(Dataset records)
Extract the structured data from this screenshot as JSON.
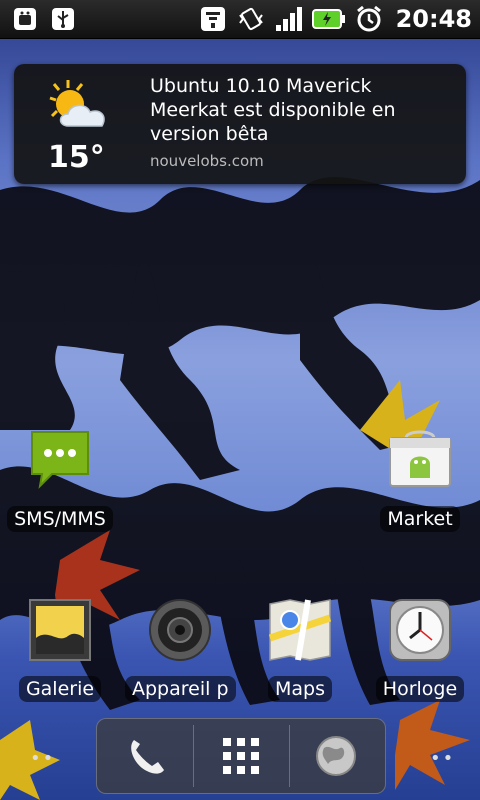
{
  "status_bar": {
    "time": "20:48",
    "left_icons": [
      "android-debug-icon",
      "usb-icon"
    ],
    "right_icons": [
      "wifi-icon",
      "vibrate-icon",
      "signal-icon",
      "battery-charging-icon",
      "alarm-icon"
    ]
  },
  "widget": {
    "temperature": "15°",
    "headline": "Ubuntu 10.10 Maverick Meerkat est disponible en version bêta",
    "source": "nouvelobs.com",
    "weather_icon": "partly-cloudy-icon"
  },
  "apps": {
    "sms": "SMS/MMS",
    "market": "Market",
    "gallery": "Galerie",
    "camera": "Appareil p",
    "maps": "Maps",
    "clock": "Horloge"
  },
  "dock": {
    "items": [
      "phone-icon",
      "app-drawer-icon",
      "browser-icon"
    ]
  },
  "colors": {
    "sms_green": "#7cb518",
    "status_bar": "#1a1a1a",
    "battery_green": "#5fcf2a"
  }
}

Requirements
Pictures appear in the records above. Output everything except them, exactly.

Completed exercise
Extract the structured data from this screenshot as JSON.
{
  "status_bar": {
    "time": "20:48",
    "left_icons": [
      "android-debug-icon",
      "usb-icon"
    ],
    "right_icons": [
      "wifi-icon",
      "vibrate-icon",
      "signal-icon",
      "battery-charging-icon",
      "alarm-icon"
    ]
  },
  "widget": {
    "temperature": "15°",
    "headline": "Ubuntu 10.10 Maverick Meerkat est disponible en version bêta",
    "source": "nouvelobs.com",
    "weather_icon": "partly-cloudy-icon"
  },
  "apps": {
    "sms": "SMS/MMS",
    "market": "Market",
    "gallery": "Galerie",
    "camera": "Appareil p",
    "maps": "Maps",
    "clock": "Horloge"
  },
  "dock": {
    "items": [
      "phone-icon",
      "app-drawer-icon",
      "browser-icon"
    ]
  },
  "colors": {
    "sms_green": "#7cb518",
    "status_bar": "#1a1a1a",
    "battery_green": "#5fcf2a"
  }
}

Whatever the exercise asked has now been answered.